((

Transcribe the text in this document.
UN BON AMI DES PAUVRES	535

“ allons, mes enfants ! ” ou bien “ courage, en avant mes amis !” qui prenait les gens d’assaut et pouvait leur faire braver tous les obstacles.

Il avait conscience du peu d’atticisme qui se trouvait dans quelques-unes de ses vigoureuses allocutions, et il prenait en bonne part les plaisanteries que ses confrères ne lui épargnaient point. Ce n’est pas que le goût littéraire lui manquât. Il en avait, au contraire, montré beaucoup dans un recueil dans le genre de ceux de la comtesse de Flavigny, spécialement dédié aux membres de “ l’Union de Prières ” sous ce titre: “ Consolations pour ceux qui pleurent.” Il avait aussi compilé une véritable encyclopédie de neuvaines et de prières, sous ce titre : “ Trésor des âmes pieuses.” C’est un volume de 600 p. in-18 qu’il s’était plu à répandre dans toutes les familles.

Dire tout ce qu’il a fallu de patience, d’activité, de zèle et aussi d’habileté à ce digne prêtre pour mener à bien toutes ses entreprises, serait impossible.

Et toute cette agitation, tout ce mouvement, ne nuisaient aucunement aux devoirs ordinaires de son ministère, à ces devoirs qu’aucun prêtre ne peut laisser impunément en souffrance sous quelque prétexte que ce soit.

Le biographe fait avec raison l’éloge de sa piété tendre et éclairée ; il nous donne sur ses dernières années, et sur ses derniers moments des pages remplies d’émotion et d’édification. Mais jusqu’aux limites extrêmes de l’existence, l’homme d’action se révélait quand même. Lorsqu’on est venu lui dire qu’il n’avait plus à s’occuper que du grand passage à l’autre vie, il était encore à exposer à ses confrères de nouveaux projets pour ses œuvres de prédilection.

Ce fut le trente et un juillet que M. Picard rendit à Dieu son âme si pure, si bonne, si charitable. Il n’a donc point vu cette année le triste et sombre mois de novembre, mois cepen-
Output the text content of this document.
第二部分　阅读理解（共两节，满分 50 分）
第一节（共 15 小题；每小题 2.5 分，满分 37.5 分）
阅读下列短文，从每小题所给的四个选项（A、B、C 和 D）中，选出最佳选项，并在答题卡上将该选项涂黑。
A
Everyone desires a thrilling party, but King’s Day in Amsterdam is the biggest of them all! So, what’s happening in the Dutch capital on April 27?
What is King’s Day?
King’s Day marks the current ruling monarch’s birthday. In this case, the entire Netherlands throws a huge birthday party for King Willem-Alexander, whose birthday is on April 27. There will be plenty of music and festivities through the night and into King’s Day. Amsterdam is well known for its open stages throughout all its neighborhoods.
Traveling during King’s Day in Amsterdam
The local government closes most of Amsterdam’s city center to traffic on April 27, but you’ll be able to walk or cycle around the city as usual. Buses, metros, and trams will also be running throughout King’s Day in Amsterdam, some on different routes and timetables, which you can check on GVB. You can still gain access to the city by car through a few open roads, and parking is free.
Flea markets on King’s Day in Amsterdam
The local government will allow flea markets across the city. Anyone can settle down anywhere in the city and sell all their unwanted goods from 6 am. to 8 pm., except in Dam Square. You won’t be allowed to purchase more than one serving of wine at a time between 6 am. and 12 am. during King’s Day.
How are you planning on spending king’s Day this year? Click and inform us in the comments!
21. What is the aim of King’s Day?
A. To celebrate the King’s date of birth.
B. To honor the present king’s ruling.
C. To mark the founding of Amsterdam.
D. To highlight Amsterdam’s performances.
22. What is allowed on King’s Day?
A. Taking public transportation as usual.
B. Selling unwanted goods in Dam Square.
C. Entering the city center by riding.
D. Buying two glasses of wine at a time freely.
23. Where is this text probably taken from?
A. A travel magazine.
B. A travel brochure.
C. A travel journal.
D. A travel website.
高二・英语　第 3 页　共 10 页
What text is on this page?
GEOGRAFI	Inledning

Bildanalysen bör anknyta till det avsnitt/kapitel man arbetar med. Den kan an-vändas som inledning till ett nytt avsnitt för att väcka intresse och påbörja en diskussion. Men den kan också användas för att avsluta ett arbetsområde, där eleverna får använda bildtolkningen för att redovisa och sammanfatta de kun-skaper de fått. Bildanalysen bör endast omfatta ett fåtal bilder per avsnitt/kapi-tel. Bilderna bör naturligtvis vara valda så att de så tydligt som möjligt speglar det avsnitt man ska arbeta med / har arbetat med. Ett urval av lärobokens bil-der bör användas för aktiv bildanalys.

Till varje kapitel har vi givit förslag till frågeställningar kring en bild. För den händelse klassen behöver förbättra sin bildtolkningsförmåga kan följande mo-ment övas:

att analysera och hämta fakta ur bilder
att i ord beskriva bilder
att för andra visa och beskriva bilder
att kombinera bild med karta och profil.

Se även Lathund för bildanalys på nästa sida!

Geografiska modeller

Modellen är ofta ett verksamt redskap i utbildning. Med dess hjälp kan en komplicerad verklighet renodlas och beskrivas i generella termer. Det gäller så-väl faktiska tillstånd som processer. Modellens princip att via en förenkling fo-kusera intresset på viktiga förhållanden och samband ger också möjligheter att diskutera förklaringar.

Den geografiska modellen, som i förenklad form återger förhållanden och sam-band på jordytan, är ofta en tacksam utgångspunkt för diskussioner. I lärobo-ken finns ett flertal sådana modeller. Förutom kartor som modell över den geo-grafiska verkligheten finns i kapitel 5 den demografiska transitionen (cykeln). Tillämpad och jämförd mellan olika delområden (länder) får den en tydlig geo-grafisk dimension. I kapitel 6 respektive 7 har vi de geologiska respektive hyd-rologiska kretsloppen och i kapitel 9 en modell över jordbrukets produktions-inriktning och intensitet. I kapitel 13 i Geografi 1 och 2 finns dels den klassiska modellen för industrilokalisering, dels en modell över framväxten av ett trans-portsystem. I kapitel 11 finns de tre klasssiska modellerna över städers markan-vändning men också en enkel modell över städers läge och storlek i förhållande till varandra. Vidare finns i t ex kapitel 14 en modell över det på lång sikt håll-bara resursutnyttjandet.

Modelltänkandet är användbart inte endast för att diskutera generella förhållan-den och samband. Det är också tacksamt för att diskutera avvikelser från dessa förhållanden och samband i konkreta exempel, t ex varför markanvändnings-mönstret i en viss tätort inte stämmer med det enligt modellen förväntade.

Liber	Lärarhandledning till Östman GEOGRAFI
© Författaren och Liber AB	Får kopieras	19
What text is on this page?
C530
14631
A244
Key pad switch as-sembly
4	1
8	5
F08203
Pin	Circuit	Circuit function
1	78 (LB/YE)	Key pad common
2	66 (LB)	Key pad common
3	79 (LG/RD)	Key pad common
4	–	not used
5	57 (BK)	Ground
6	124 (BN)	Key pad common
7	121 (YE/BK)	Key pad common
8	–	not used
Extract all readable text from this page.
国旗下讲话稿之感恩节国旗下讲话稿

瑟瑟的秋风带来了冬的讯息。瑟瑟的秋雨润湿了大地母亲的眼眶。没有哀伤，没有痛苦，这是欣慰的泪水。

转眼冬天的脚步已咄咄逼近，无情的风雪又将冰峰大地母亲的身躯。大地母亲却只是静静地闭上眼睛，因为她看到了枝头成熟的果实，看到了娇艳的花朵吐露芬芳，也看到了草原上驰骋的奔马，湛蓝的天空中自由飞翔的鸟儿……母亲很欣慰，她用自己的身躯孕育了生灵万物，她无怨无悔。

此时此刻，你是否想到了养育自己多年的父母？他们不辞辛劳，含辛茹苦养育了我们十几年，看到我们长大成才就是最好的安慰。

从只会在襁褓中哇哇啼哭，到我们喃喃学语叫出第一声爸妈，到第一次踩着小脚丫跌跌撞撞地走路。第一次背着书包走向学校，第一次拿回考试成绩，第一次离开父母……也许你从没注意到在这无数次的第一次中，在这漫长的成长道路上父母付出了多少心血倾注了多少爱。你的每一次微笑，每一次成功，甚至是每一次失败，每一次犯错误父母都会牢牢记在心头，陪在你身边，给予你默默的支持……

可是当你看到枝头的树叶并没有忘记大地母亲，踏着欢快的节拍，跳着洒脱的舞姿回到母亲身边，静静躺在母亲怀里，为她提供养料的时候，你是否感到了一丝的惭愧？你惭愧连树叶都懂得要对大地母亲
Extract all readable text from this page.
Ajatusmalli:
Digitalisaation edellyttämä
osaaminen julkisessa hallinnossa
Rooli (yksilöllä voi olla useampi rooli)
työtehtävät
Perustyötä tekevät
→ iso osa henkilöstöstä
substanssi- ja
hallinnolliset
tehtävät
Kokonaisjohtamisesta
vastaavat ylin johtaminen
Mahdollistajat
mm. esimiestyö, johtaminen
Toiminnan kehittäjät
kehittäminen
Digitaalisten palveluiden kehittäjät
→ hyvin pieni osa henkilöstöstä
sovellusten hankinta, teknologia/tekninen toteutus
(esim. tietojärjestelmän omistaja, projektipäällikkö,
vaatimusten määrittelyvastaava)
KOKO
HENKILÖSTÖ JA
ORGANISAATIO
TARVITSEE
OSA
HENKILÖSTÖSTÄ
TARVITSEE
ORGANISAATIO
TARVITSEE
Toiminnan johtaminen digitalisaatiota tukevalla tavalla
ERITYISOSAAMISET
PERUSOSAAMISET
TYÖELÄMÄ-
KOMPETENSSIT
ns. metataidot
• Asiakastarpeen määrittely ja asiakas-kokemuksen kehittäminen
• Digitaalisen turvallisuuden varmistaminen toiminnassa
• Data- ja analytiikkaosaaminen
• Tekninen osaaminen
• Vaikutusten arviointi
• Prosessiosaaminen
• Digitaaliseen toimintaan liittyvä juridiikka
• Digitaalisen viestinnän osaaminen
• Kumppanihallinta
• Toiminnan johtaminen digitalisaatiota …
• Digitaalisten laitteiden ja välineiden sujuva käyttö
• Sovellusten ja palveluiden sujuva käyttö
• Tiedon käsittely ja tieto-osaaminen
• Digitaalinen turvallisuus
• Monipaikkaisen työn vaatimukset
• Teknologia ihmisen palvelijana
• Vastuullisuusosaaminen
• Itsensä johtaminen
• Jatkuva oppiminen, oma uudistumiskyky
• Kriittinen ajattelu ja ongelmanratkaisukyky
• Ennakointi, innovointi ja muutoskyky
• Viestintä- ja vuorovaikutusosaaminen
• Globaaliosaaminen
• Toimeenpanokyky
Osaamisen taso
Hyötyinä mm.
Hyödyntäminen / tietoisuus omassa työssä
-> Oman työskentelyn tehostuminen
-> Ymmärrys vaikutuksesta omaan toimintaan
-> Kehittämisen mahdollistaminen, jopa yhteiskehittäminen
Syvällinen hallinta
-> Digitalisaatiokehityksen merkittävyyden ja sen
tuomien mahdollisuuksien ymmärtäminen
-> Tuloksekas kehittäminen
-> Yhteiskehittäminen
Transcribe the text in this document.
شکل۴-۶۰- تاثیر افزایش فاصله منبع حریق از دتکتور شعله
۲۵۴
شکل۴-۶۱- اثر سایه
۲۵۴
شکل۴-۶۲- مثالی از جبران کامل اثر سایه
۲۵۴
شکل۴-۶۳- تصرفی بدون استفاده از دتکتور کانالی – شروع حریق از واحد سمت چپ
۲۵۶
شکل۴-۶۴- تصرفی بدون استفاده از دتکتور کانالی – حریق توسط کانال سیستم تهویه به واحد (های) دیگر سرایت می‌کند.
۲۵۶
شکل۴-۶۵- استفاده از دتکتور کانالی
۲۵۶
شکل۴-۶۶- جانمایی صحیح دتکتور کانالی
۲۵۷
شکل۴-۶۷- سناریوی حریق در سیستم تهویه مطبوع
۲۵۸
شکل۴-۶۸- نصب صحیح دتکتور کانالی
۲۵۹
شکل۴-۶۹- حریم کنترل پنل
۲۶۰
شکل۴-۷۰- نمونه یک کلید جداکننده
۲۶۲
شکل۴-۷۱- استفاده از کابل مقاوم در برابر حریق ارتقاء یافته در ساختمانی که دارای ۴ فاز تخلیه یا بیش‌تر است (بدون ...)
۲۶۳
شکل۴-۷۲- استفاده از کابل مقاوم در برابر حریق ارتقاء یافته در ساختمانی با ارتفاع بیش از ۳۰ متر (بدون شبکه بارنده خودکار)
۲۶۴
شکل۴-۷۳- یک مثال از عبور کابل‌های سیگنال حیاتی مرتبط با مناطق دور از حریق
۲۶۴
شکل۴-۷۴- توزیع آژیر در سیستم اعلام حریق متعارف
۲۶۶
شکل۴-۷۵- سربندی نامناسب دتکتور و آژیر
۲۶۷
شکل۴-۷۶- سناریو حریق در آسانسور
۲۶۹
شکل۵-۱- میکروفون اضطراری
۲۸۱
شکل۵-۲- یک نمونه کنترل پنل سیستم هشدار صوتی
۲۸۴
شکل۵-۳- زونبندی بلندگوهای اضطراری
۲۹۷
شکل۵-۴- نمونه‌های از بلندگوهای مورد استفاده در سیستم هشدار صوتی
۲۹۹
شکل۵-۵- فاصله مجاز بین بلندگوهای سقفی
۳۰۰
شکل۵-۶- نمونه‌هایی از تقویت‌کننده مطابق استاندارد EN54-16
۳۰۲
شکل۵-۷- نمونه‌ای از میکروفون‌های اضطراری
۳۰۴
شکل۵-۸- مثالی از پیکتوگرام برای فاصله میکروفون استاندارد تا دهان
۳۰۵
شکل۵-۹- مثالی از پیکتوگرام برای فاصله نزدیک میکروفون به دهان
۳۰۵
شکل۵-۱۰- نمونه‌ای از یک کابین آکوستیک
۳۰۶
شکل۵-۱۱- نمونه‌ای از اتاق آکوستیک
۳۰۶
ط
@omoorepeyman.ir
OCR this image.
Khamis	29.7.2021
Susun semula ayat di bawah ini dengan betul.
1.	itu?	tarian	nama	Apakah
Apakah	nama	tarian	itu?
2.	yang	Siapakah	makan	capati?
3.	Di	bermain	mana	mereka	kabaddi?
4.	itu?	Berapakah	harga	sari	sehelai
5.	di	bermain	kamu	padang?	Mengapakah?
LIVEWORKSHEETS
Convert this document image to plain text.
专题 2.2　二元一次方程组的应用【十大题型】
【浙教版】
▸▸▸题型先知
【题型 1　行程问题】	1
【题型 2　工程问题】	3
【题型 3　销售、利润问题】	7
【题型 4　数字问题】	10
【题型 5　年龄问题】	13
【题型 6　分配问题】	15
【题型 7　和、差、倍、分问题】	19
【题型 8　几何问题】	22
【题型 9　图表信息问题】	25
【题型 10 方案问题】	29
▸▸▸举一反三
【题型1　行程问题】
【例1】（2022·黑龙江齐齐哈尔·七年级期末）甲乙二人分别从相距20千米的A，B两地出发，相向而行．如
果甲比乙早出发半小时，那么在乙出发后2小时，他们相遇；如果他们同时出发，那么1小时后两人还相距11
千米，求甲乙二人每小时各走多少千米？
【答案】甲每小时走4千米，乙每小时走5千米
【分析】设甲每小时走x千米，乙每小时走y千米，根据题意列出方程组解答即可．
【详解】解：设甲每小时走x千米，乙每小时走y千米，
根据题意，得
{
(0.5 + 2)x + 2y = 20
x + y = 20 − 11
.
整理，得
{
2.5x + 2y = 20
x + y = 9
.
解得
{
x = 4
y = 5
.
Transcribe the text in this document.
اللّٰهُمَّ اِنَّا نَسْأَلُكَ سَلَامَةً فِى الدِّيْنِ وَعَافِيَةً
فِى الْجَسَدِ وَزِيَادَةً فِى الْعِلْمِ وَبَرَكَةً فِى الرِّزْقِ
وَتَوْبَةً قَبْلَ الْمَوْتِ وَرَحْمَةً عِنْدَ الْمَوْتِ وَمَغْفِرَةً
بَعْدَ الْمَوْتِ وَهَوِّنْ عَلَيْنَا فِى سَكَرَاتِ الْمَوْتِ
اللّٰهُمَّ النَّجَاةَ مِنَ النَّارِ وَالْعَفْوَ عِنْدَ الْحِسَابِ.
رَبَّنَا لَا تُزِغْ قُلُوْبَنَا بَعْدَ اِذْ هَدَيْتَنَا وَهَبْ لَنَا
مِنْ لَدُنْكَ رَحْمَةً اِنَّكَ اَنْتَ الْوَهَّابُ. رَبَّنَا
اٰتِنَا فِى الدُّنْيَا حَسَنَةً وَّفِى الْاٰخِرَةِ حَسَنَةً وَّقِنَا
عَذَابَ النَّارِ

))

**THE PROBLEM**
Copy out the lines starting at the one containing "Convert this document image to plain text." and ending with the last line of the entries. Include nothing else.

**SOLVED EXERCISE**
Convert this document image to plain text.
专题 2.2　二元一次方程组的应用【十大题型】
【浙教版】
▸▸▸题型先知
【题型 1　行程问题】	1
【题型 2　工程问题】	3
【题型 3　销售、利润问题】	7
【题型 4　数字问题】	10
【题型 5　年龄问题】	13
【题型 6　分配问题】	15
【题型 7　和、差、倍、分问题】	19
【题型 8　几何问题】	22
【题型 9　图表信息问题】	25
【题型 10 方案问题】	29
▸▸▸举一反三
【题型1　行程问题】
【例1】（2022·黑龙江齐齐哈尔·七年级期末）甲乙二人分别从相距20千米的A，B两地出发，相向而行．如
果甲比乙早出发半小时，那么在乙出发后2小时，他们相遇；如果他们同时出发，那么1小时后两人还相距11
千米，求甲乙二人每小时各走多少千米？
【答案】甲每小时走4千米，乙每小时走5千米
【分析】设甲每小时走x千米，乙每小时走y千米，根据题意列出方程组解答即可．
【详解】解：设甲每小时走x千米，乙每小时走y千米，
根据题意，得
{
(0.5 + 2)x + 2y = 20
x + y = 20 − 11
.
整理，得
{
2.5x + 2y = 20
x + y = 9
.
解得
{
x = 4
y = 5
.
Transcribe the text in this document.
اللّٰهُمَّ اِنَّا نَسْأَلُكَ سَلَامَةً فِى الدِّيْنِ وَعَافِيَةً
فِى الْجَسَدِ وَزِيَادَةً فِى الْعِلْمِ وَبَرَكَةً فِى الرِّزْقِ
وَتَوْبَةً قَبْلَ الْمَوْتِ وَرَحْمَةً عِنْدَ الْمَوْتِ وَمَغْفِرَةً
بَعْدَ الْمَوْتِ وَهَوِّنْ عَلَيْنَا فِى سَكَرَاتِ الْمَوْتِ
اللّٰهُمَّ النَّجَاةَ مِنَ النَّارِ وَالْعَفْوَ عِنْدَ الْحِسَابِ.
رَبَّنَا لَا تُزِغْ قُلُوْبَنَا بَعْدَ اِذْ هَدَيْتَنَا وَهَبْ لَنَا
مِنْ لَدُنْكَ رَحْمَةً اِنَّكَ اَنْتَ الْوَهَّابُ. رَبَّنَا
اٰتِنَا فِى الدُّنْيَا حَسَنَةً وَّفِى الْاٰخِرَةِ حَسَنَةً وَّقِنَا
عَذَابَ النَّارِ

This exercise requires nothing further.